Exercise
Produce an exact copy of all the records.

* Start Provided entries *

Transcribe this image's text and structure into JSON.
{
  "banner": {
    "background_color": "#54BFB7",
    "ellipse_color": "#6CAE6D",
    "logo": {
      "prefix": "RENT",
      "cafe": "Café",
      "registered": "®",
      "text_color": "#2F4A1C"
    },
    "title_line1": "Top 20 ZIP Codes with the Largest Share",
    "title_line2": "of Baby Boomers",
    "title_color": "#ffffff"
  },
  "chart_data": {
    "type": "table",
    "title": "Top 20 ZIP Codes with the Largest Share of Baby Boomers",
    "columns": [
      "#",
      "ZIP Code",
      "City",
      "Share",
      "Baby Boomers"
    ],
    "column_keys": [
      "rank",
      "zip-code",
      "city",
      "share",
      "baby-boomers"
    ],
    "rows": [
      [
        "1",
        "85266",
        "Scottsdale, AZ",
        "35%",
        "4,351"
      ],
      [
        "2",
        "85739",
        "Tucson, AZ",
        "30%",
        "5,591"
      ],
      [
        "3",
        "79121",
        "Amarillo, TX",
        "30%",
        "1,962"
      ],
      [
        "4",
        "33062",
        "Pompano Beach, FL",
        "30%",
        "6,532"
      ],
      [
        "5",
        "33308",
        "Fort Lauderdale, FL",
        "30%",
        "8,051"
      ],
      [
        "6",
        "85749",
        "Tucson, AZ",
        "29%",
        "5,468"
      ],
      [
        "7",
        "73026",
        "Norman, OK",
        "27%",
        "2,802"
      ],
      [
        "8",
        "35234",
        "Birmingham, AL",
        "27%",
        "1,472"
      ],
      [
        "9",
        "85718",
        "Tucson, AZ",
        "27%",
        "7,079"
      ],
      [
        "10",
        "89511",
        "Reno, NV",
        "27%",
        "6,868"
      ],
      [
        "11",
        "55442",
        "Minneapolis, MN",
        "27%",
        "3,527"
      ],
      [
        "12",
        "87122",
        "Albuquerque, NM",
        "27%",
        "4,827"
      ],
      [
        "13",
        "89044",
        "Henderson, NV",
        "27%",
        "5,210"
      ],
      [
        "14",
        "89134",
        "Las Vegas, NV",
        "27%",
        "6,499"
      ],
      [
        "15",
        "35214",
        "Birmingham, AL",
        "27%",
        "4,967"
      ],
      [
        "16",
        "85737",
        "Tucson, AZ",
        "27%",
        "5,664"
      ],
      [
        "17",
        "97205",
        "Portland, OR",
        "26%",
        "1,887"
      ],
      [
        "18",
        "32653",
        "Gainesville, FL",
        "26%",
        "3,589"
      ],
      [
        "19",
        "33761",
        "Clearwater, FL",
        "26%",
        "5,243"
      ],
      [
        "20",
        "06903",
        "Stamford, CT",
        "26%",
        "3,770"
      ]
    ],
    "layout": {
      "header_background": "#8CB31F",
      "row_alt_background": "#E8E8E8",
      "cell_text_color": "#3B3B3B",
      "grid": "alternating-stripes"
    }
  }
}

* End Provided entries *

Finished exercise
Transcribe this image's text and structure into JSON.
{
  "banner": {
    "background_color": "#54BFB7",
    "ellipse_color": "#6CAE6D",
    "logo": {
      "prefix": "RENT",
      "cafe": "Café",
      "registered": "®",
      "text_color": "#2F4A1C"
    },
    "title_line1": "Top 20 ZIP Codes with the Largest Share",
    "title_line2": "of Baby Boomers",
    "title_color": "#ffffff"
  },
  "chart_data": {
    "type": "table",
    "title": "Top 20 ZIP Codes with the Largest Share of Baby Boomers",
    "columns": [
      "#",
      "ZIP Code",
      "City",
      "Share",
      "Baby Boomers"
    ],
    "column_keys": [
      "rank",
      "zip-code",
      "city",
      "share",
      "baby-boomers"
    ],
    "rows": [
      [
        "1",
        "85266",
        "Scottsdale, AZ",
        "35%",
        "4,351"
      ],
      [
        "2",
        "85739",
        "Tucson, AZ",
        "30%",
        "5,591"
      ],
      [
        "3",
        "79121",
        "Amarillo, TX",
        "30%",
        "1,962"
      ],
      [
        "4",
        "33062",
        "Pompano Beach, FL",
        "30%",
        "6,532"
      ],
      [
        "5",
        "33308",
        "Fort Lauderdale, FL",
        "30%",
        "8,051"
      ],
      [
        "6",
        "85749",
        "Tucson, AZ",
        "29%",
        "5,468"
      ],
      [
        "7",
        "73026",
        "Norman, OK",
        "27%",
        "2,802"
      ],
      [
        "8",
        "35234",
        "Birmingham, AL",
        "27%",
        "1,472"
      ],
      [
        "9",
        "85718",
        "Tucson, AZ",
        "27%",
        "7,079"
      ],
      [
        "10",
        "89511",
        "Reno, NV",
        "27%",
        "6,868"
      ],
      [
        "11",
        "55442",
        "Minneapolis, MN",
        "27%",
        "3,527"
      ],
      [
        "12",
        "87122",
        "Albuquerque, NM",
        "27%",
        "4,827"
      ],
      [
        "13",
        "89044",
        "Henderson, NV",
        "27%",
        "5,210"
      ],
      [
        "14",
        "89134",
        "Las Vegas, NV",
        "27%",
        "6,499"
      ],
      [
        "15",
        "35214",
        "Birmingham, AL",
        "27%",
        "4,967"
      ],
      [
        "16",
        "85737",
        "Tucson, AZ",
        "27%",
        "5,664"
      ],
      [
        "17",
        "97205",
        "Portland, OR",
        "26%",
        "1,887"
      ],
      [
        "18",
        "32653",
        "Gainesville, FL",
        "26%",
        "3,589"
      ],
      [
        "19",
        "33761",
        "Clearwater, FL",
        "26%",
        "5,243"
      ],
      [
        "20",
        "06903",
        "Stamford, CT",
        "26%",
        "3,770"
      ]
    ],
    "layout": {
      "header_background": "#8CB31F",
      "row_alt_background": "#E8E8E8",
      "cell_text_color": "#3B3B3B",
      "grid": "alternating-stripes"
    }
  }
}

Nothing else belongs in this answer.